__PROBLEM__:
Select each line where the word "this" appears.

BEGIN RECORDS SHOWN

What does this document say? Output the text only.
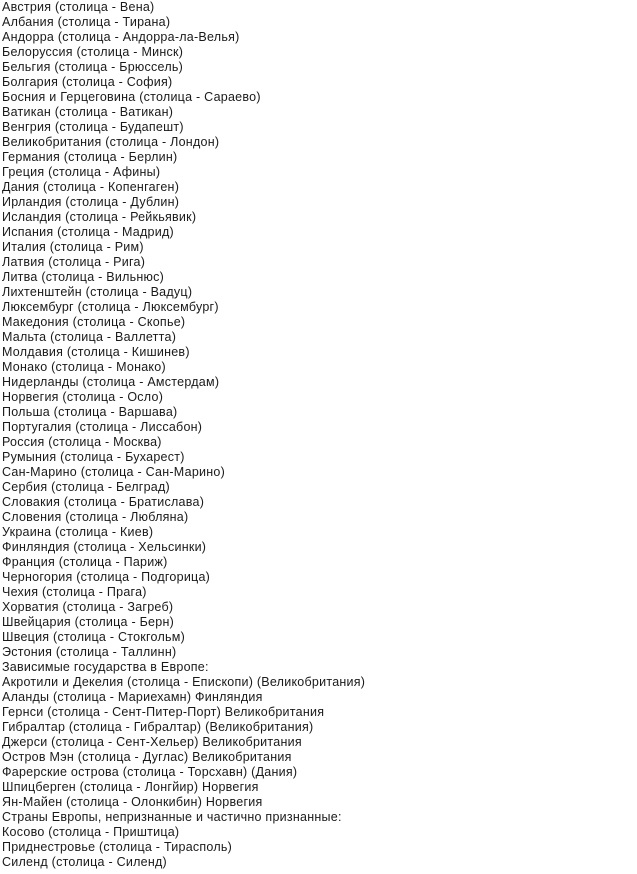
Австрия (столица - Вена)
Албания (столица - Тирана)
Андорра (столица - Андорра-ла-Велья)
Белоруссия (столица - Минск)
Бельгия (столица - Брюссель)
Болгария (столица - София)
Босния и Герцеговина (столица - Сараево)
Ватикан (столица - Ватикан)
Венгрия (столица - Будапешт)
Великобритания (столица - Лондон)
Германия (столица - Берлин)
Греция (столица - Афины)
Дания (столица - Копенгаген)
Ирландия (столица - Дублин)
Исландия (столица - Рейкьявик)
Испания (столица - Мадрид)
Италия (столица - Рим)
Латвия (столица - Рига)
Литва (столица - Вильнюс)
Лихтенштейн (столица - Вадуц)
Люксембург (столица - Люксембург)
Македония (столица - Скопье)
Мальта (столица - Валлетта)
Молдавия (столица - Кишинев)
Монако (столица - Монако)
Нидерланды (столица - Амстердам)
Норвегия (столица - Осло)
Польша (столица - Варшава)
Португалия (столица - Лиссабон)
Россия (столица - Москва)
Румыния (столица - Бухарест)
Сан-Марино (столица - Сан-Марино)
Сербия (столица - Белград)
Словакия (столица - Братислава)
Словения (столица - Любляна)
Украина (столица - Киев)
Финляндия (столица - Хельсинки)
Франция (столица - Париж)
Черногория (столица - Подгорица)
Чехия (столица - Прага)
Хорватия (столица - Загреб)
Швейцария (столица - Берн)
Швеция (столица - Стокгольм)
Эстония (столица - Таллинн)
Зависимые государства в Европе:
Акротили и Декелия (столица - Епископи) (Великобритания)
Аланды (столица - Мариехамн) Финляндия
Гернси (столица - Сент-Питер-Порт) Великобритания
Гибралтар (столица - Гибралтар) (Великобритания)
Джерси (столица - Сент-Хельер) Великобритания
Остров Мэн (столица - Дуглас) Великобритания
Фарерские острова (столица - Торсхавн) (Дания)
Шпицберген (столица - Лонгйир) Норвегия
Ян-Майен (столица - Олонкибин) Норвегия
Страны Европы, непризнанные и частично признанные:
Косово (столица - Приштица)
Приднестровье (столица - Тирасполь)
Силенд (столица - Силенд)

END RECORDS SHOWN
BEGIN RECORDS SHOWN

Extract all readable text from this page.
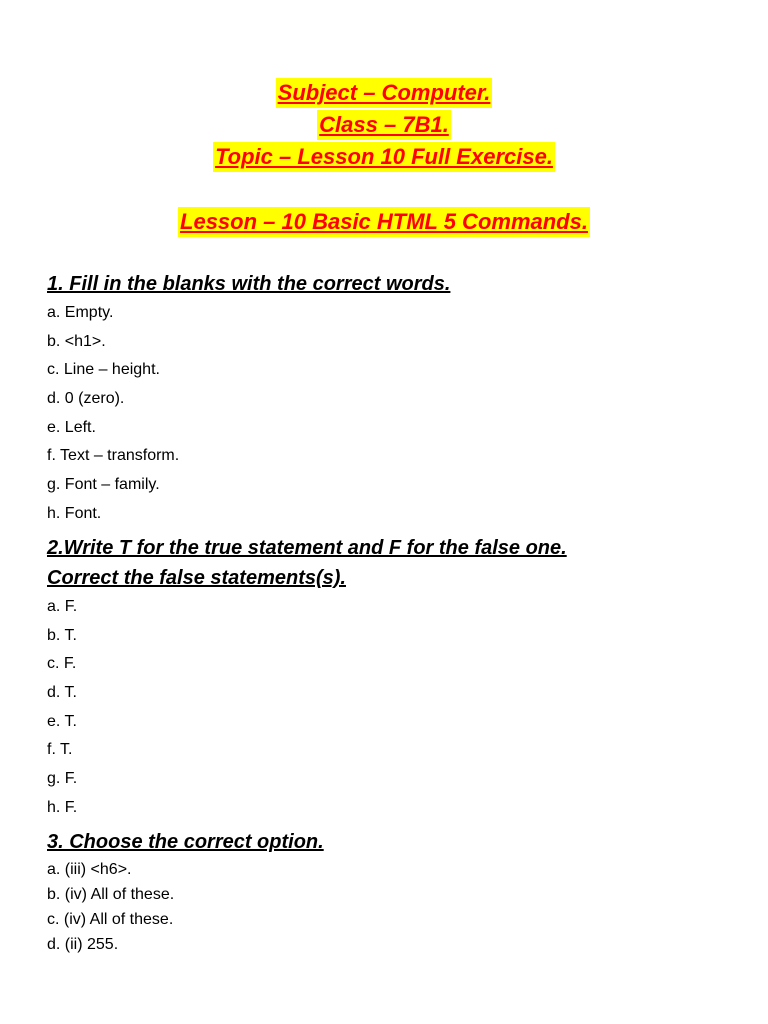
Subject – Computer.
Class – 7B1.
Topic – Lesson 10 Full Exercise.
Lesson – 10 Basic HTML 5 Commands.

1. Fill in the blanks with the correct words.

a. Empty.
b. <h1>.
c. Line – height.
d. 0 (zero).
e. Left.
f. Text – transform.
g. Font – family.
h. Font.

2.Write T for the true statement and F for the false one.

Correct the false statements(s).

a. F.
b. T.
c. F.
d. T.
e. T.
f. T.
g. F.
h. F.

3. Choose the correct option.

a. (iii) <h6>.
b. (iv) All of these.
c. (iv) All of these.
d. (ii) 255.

END RECORDS SHOWN

__SOLUTION BELOW__:
What does this document say? Output the text only.
Extract all readable text from this page.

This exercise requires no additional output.